/---
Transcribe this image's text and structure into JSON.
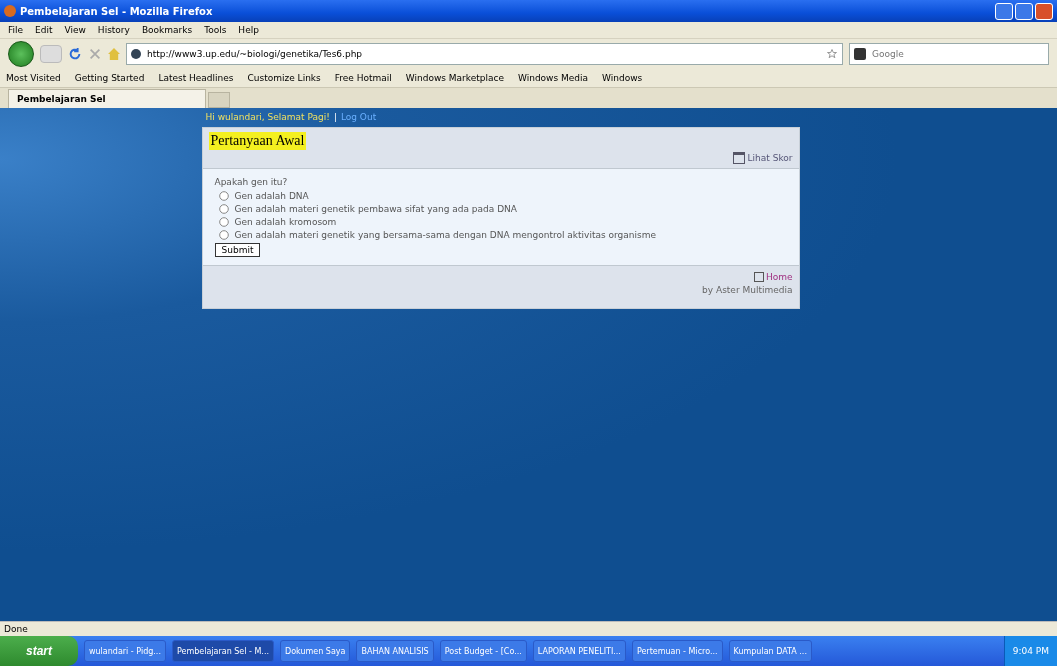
{
  "window": {
    "title": "Pembelajaran Sel - Mozilla Firefox"
  },
  "menu": [
    "File",
    "Edit",
    "View",
    "History",
    "Bookmarks",
    "Tools",
    "Help"
  ],
  "address": {
    "value": "http://www3.up.edu/~biologi/genetika/Tes6.php"
  },
  "search": {
    "placeholder": "Google"
  },
  "bookmarks": [
    "Most Visited",
    "Getting Started",
    "Latest Headlines",
    "Customize Links",
    "Free Hotmail",
    "Windows Marketplace",
    "Windows Media",
    "Windows"
  ],
  "tabs": [
    {
      "label": "Pembelajaran Sel",
      "selected": true
    }
  ],
  "page": {
    "greeting": "Hi wulandari, Selamat Pagi!",
    "separator": "|",
    "logout": "Log Out",
    "card": {
      "title": "Pertanyaan Awal",
      "score_link": "Lihat Skor",
      "question": "Apakah gen itu?",
      "options": [
        {
          "label": "Gen adalah DNA",
          "selected": false
        },
        {
          "label": "Gen adalah materi genetik pembawa sifat yang ada pada DNA",
          "selected": false
        },
        {
          "label": "Gen adalah kromosom",
          "selected": false
        },
        {
          "label": "Gen adalah materi genetik yang bersama-sama dengan DNA mengontrol aktivitas organisme",
          "selected": false
        }
      ],
      "submit": "Submit",
      "home": "Home",
      "credit": "by Aster Multimedia"
    }
  },
  "status_bar": "Done",
  "taskbar": {
    "start": "start",
    "items": [
      {
        "label": "wulandari - Pidg...",
        "selected": false
      },
      {
        "label": "Pembelajaran Sel - M...",
        "selected": true
      },
      {
        "label": "Dokumen Saya",
        "selected": false
      },
      {
        "label": "BAHAN ANALISIS",
        "selected": false
      },
      {
        "label": "Post Budget - [Co...",
        "selected": false
      },
      {
        "label": "LAPORAN PENELITI...",
        "selected": false
      },
      {
        "label": "Pertemuan - Micro...",
        "selected": false
      },
      {
        "label": "Kumpulan DATA ...",
        "selected": false
      }
    ],
    "clock": "9:04 PM"
  }
}
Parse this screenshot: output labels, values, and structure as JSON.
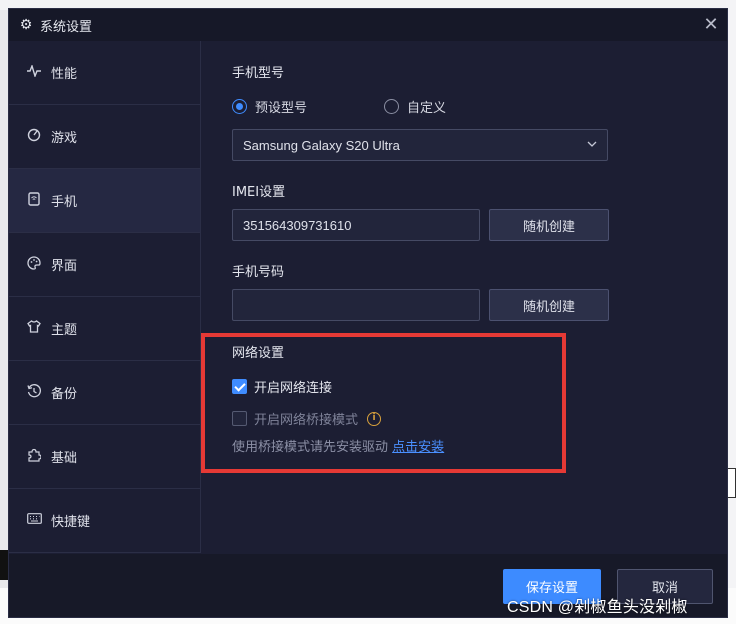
{
  "window": {
    "title": "系统设置",
    "close_glyph": "✕"
  },
  "sidebar": {
    "items": [
      {
        "label": "性能",
        "icon": "pulse-icon"
      },
      {
        "label": "游戏",
        "icon": "gamepad-icon"
      },
      {
        "label": "手机",
        "icon": "phone-icon"
      },
      {
        "label": "界面",
        "icon": "palette-icon"
      },
      {
        "label": "主题",
        "icon": "shirt-icon"
      },
      {
        "label": "备份",
        "icon": "history-icon"
      },
      {
        "label": "基础",
        "icon": "puzzle-icon"
      },
      {
        "label": "快捷键",
        "icon": "keyboard-icon"
      }
    ],
    "active_index": 2
  },
  "phone": {
    "model_label": "手机型号",
    "radio_preset": "预设型号",
    "radio_custom": "自定义",
    "selected_model": "Samsung Galaxy S20 Ultra",
    "imei_label": "IMEI设置",
    "imei_value": "351564309731610",
    "random_create_1": "随机创建",
    "phone_number_label": "手机号码",
    "phone_number_value": "",
    "random_create_2": "随机创建"
  },
  "network": {
    "section_label": "网络设置",
    "enable_network": "开启网络连接",
    "enable_network_checked": true,
    "bridge_mode": "开启网络桥接模式",
    "bridge_mode_checked": false,
    "hint_text": "使用桥接模式请先安装驱动",
    "hint_link": "点击安装"
  },
  "footer": {
    "save": "保存设置",
    "cancel": "取消"
  },
  "watermark": "CSDN @剁椒鱼头没剁椒",
  "colors": {
    "accent": "#3d8bff",
    "background": "#1c1e33",
    "highlight": "#e53935",
    "info": "#d8a13c"
  }
}
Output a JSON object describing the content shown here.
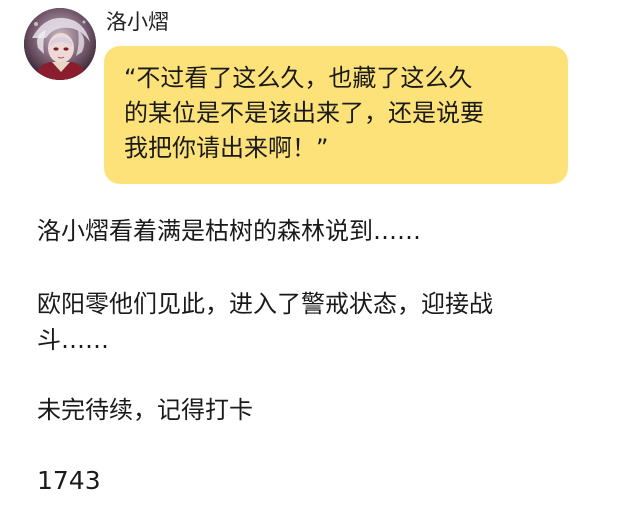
{
  "message": {
    "speaker_name": "洛小熠",
    "bubble_lines": [
      "“不过看了这么久，也藏了这么久",
      "的某位是不是该出来了，还是说要",
      "我把你请出来啊！”"
    ],
    "bubble_color": "#fde27a",
    "avatar_icon": "anime-character-avatar"
  },
  "paragraphs": [
    "洛小熠看着满是枯树的森林说到……",
    "欧阳零他们见此，进入了警戒状态，迎接战",
    "斗……",
    "未完待续，记得打卡",
    "1743"
  ]
}
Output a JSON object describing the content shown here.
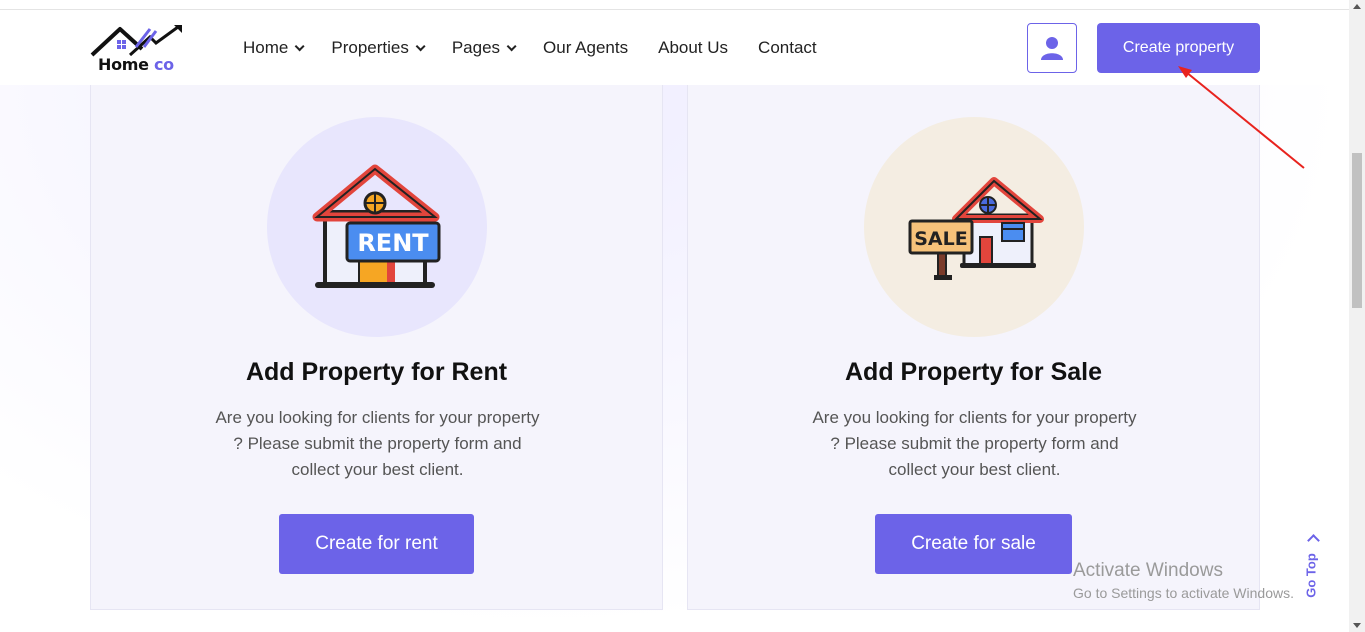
{
  "brand": {
    "logo_text_home": "Home",
    "logo_text_co": "co",
    "accent": "#6c63e8"
  },
  "nav": {
    "items": [
      {
        "label": "Home",
        "dropdown": true
      },
      {
        "label": "Properties",
        "dropdown": true
      },
      {
        "label": "Pages",
        "dropdown": true
      },
      {
        "label": "Our Agents",
        "dropdown": false
      },
      {
        "label": "About Us",
        "dropdown": false
      },
      {
        "label": "Contact",
        "dropdown": false
      }
    ]
  },
  "header": {
    "user_icon": "user-icon",
    "create_button": "Create property"
  },
  "cards": [
    {
      "icon": "house-rent-sign-icon",
      "sign_text": "RENT",
      "title": "Add Property for Rent",
      "desc_lines": [
        "Are you looking for clients for your property",
        "? Please submit the property form and",
        "collect your best client."
      ],
      "button": "Create for rent"
    },
    {
      "icon": "house-sale-sign-icon",
      "sign_text": "SALE",
      "title": "Add Property for Sale",
      "desc_lines": [
        "Are you looking for clients for your property",
        "? Please submit the property form and",
        "collect your best client."
      ],
      "button": "Create for sale"
    }
  ],
  "go_top": "Go Top",
  "watermark": {
    "line1": "Activate Windows",
    "line2": "Go to Settings to activate Windows."
  }
}
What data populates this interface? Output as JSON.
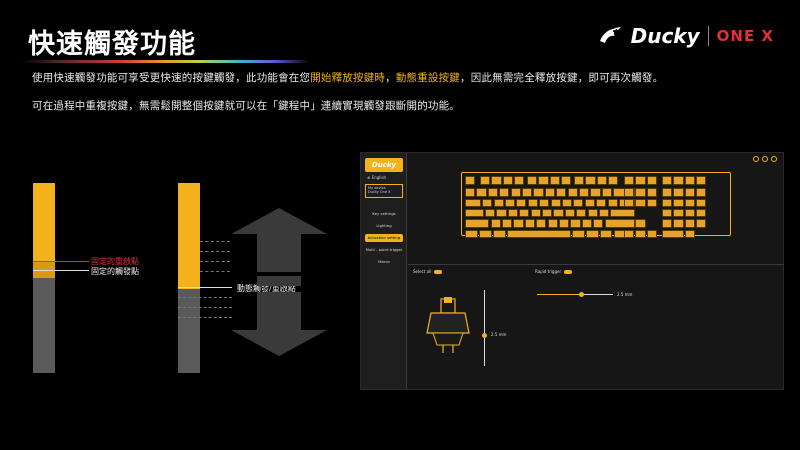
{
  "header": {
    "title": "快速觸發功能",
    "logo_brand": "Ducky",
    "logo_product": "ONE X"
  },
  "description": {
    "line1_a": "使用快速觸發功能可享受更快速的按鍵觸發，此功能會在您",
    "line1_hl1": "開始釋放按鍵時",
    "line1_b": "，",
    "line1_hl2": "動態重設按鍵",
    "line1_c": "，因此無需完全釋放按鍵，即可再次觸發。",
    "line2": "可在過程中重複按鍵，無需鬆開整個按鍵就可以在「鍵程中」連續實現觸發跟斷開的功能。"
  },
  "illustration": {
    "fixed_reset_label": "固定的重啟點",
    "fixed_trigger_label": "固定的觸發點",
    "dynamic_label": "動態觸發/重啟點"
  },
  "app": {
    "brand": "Ducky",
    "language": "English",
    "device_header": "My device",
    "device_name": "Ducky One X",
    "menu": [
      {
        "label": "Key settings",
        "active": false
      },
      {
        "label": "Lighting",
        "active": false
      },
      {
        "label": "Actuation setting",
        "active": true
      },
      {
        "label": "Multi - point trigger",
        "active": false
      },
      {
        "label": "Macro",
        "active": false
      }
    ],
    "select_all_label": "Select all",
    "rapid_trigger_label": "Rapid trigger",
    "actuation_value": "2.5 mm",
    "rapid_value": "2.5 mm"
  },
  "colors": {
    "accent": "#f3b21b",
    "key_gray": "#5a5a5a",
    "reset_red": "#e0313b"
  }
}
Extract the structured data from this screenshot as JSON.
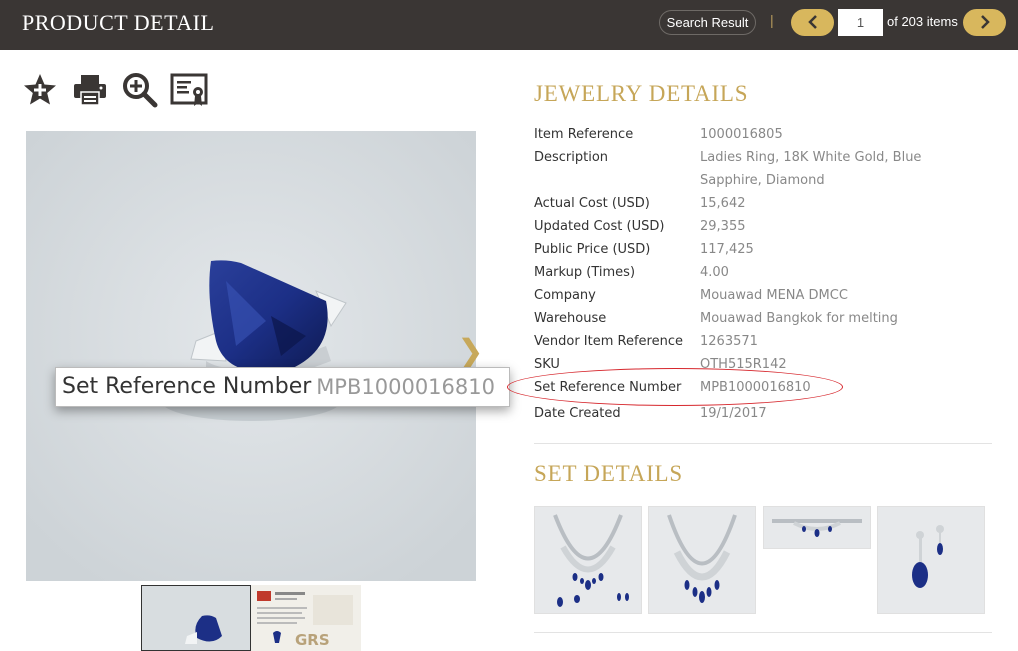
{
  "header": {
    "title": "PRODUCT DETAIL",
    "search_result_label": "Search Result",
    "separator": "|",
    "page_value": "1",
    "page_total": "of 203 items",
    "prev_icon": "chevron-left-icon",
    "next_icon": "chevron-right-icon"
  },
  "toolbar": {
    "icons": [
      "star-add-icon",
      "print-icon",
      "zoom-in-icon",
      "certificate-icon"
    ]
  },
  "gallery": {
    "next_arrow": "❯",
    "zoom_label": "Set Reference Number",
    "zoom_value": "MPB1000016810",
    "thumbnail_text": "GRS"
  },
  "jewelry_details": {
    "title": "JEWELRY DETAILS",
    "rows": [
      {
        "label": "Item Reference",
        "value": "1000016805"
      },
      {
        "label": "Description",
        "value": "Ladies Ring, 18K White Gold, Blue Sapphire, Diamond"
      },
      {
        "label": "Actual Cost (USD)",
        "value": "15,642"
      },
      {
        "label": "Updated Cost (USD)",
        "value": "29,355"
      },
      {
        "label": "Public Price (USD)",
        "value": "117,425"
      },
      {
        "label": "Markup (Times)",
        "value": "4.00"
      },
      {
        "label": "Company",
        "value": "Mouawad MENA DMCC"
      },
      {
        "label": "Warehouse",
        "value": "Mouawad Bangkok for melting"
      },
      {
        "label": "Vendor Item Reference",
        "value": "1263571"
      },
      {
        "label": "SKU",
        "value": "OTH515R142"
      },
      {
        "label": "Set Reference Number",
        "value": "MPB1000016810"
      },
      {
        "label": "Date Created",
        "value": "19/1/2017"
      }
    ]
  },
  "set_details": {
    "title": "SET DETAILS"
  },
  "colors": {
    "header_bg": "#3a3634",
    "accent_gold": "#c6a658",
    "button_gold": "#d8b75d",
    "highlight_red": "#d6262c"
  }
}
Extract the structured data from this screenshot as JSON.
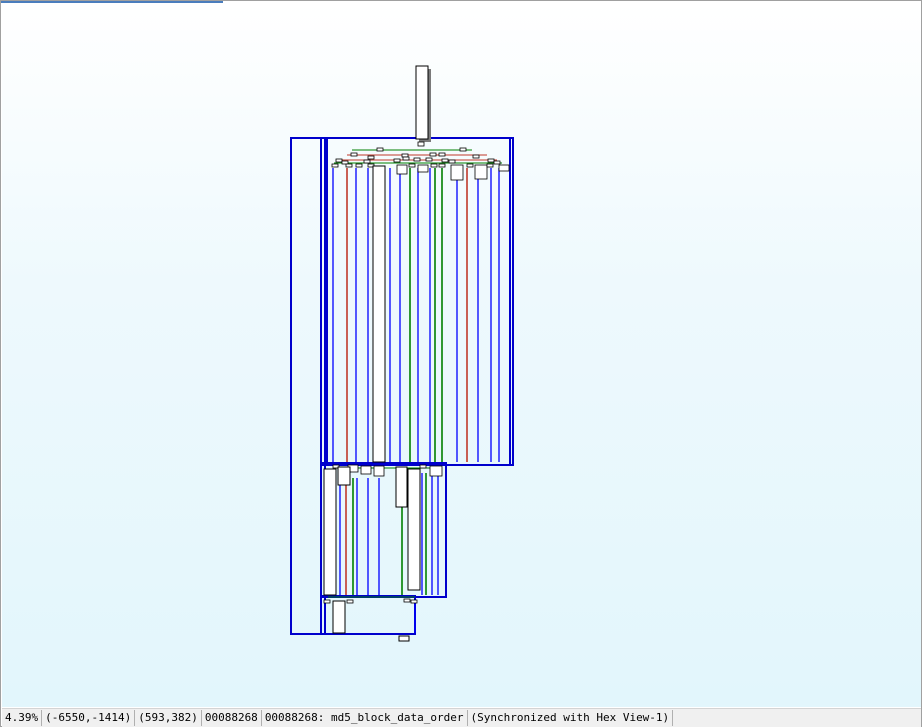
{
  "window": {
    "background_top": "#ffffff",
    "background_bottom": "#e2f6fc"
  },
  "graph": {
    "node_fill": "#ffffff",
    "node_border": "#000000",
    "node_shadow": "#7a7a7a",
    "group_border": "#0000cc",
    "edge_colors": {
      "normal": "#0000ff",
      "true": "#008000",
      "false": "#c0392b"
    }
  },
  "statusbar": {
    "zoom": "4.39%",
    "graph_coords": "(-6550,-1414)",
    "screen_coords": "(593,382)",
    "address": "00088268",
    "location": "00088268: md5_block_data_order",
    "sync": "(Synchronized with Hex View-1)"
  }
}
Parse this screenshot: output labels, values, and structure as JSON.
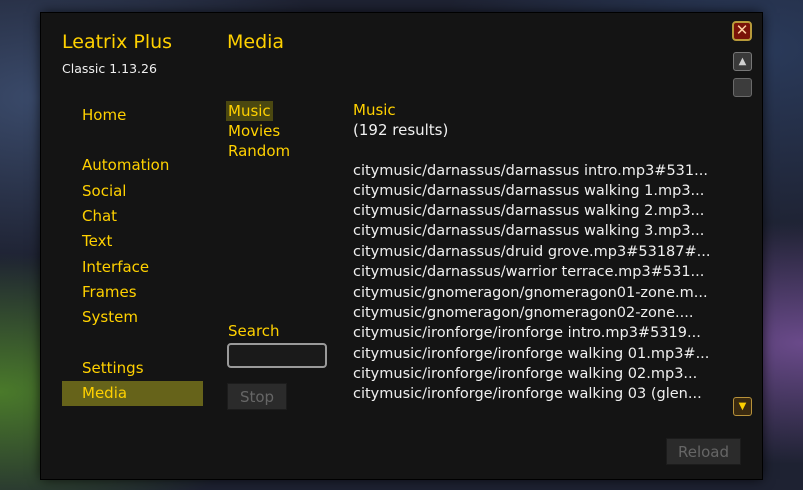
{
  "app": {
    "title": "Leatrix Plus",
    "version": "Classic 1.13.26"
  },
  "page": {
    "title": "Media"
  },
  "nav": {
    "home": "Home",
    "automation": "Automation",
    "social": "Social",
    "chat": "Chat",
    "text": "Text",
    "interface": "Interface",
    "frames": "Frames",
    "system": "System",
    "settings": "Settings",
    "media": "Media"
  },
  "categories": [
    "Music",
    "Movies",
    "Random"
  ],
  "list": {
    "title": "Music",
    "count": "(192 results)",
    "tracks": [
      "citymusic/darnassus/darnassus intro.mp3#531...",
      "citymusic/darnassus/darnassus walking 1.mp3...",
      "citymusic/darnassus/darnassus walking 2.mp3...",
      "citymusic/darnassus/darnassus walking 3.mp3...",
      "citymusic/darnassus/druid grove.mp3#53187#...",
      "citymusic/darnassus/warrior terrace.mp3#531...",
      "citymusic/gnomeragon/gnomeragon01-zone.m...",
      "citymusic/gnomeragon/gnomeragon02-zone....",
      "citymusic/ironforge/ironforge intro.mp3#5319...",
      "citymusic/ironforge/ironforge walking 01.mp3#...",
      "citymusic/ironforge/ironforge walking 02.mp3...",
      "citymusic/ironforge/ironforge walking 03 (glen..."
    ]
  },
  "search": {
    "label": "Search",
    "value": ""
  },
  "buttons": {
    "stop": "Stop",
    "reload": "Reload",
    "close": "✕"
  },
  "icons": {
    "close": "close-icon",
    "scroll_up": "scroll-up-icon",
    "scroll_down": "scroll-down-icon"
  },
  "colors": {
    "accent": "#ffd100",
    "nav_selected": "#66631a",
    "panel": "#141414"
  }
}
\---
#### Instructions for the task:
Copy every single line of the material above that holds "walking".

#### Result below:
      "citymusic/darnassus/darnassus walking 1.mp3...",
      "citymusic/darnassus/darnassus walking 2.mp3...",
      "citymusic/darnassus/darnassus walking 3.mp3...",
      "citymusic/ironforge/ironforge walking 01.mp3#...",
      "citymusic/ironforge/ironforge walking 02.mp3...",
      "citymusic/ironforge/ironforge walking 03 (glen..."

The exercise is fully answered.